<<<<
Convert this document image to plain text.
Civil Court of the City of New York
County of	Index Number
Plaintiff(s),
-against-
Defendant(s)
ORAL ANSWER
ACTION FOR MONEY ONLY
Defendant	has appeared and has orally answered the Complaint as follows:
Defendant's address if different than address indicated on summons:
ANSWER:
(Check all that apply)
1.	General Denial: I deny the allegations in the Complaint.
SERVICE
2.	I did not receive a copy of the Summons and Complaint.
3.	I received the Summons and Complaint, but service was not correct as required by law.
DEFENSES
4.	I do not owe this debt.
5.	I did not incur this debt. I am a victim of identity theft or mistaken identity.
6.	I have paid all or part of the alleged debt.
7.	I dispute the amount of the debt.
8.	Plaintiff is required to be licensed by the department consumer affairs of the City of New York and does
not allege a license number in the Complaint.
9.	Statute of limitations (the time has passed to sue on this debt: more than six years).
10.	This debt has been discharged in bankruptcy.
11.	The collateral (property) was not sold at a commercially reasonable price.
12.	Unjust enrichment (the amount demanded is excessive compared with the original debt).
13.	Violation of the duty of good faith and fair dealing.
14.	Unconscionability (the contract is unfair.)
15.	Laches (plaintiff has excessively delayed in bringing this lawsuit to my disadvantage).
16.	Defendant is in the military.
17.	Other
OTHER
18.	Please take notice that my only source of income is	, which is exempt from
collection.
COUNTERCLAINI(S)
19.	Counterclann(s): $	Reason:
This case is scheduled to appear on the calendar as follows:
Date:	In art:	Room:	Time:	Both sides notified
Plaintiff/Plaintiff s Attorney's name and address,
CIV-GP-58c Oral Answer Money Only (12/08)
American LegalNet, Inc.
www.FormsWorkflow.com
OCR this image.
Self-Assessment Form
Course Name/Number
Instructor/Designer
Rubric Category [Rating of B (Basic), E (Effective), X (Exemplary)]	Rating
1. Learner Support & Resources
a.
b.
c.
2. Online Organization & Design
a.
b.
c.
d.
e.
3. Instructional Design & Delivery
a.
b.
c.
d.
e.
>>>>
STATED PROBLEM:
Write out every entry again, keeping each line exactly the same.

THE REPLY:
Convert this document image to plain text.
Civil Court of the City of New York
County of	Index Number
Plaintiff(s),
-against-
Defendant(s)
ORAL ANSWER
ACTION FOR MONEY ONLY
Defendant	has appeared and has orally answered the Complaint as follows:
Defendant's address if different than address indicated on summons:
ANSWER:
(Check all that apply)
1.	General Denial: I deny the allegations in the Complaint.
SERVICE
2.	I did not receive a copy of the Summons and Complaint.
3.	I received the Summons and Complaint, but service was not correct as required by law.
DEFENSES
4.	I do not owe this debt.
5.	I did not incur this debt. I am a victim of identity theft or mistaken identity.
6.	I have paid all or part of the alleged debt.
7.	I dispute the amount of the debt.
8.	Plaintiff is required to be licensed by the department consumer affairs of the City of New York and does
not allege a license number in the Complaint.
9.	Statute of limitations (the time has passed to sue on this debt: more than six years).
10.	This debt has been discharged in bankruptcy.
11.	The collateral (property) was not sold at a commercially reasonable price.
12.	Unjust enrichment (the amount demanded is excessive compared with the original debt).
13.	Violation of the duty of good faith and fair dealing.
14.	Unconscionability (the contract is unfair.)
15.	Laches (plaintiff has excessively delayed in bringing this lawsuit to my disadvantage).
16.	Defendant is in the military.
17.	Other
OTHER
18.	Please take notice that my only source of income is	, which is exempt from
collection.
COUNTERCLAINI(S)
19.	Counterclann(s): $	Reason:
This case is scheduled to appear on the calendar as follows:
Date:	In art:	Room:	Time:	Both sides notified
Plaintiff/Plaintiff s Attorney's name and address,
CIV-GP-58c Oral Answer Money Only (12/08)
American LegalNet, Inc.
www.FormsWorkflow.com
OCR this image.
Self-Assessment Form
Course Name/Number
Instructor/Designer
Rubric Category [Rating of B (Basic), E (Effective), X (Exemplary)]	Rating
1. Learner Support & Resources
a.
b.
c.
2. Online Organization & Design
a.
b.
c.
d.
e.
3. Instructional Design & Delivery
a.
b.
c.
d.
e.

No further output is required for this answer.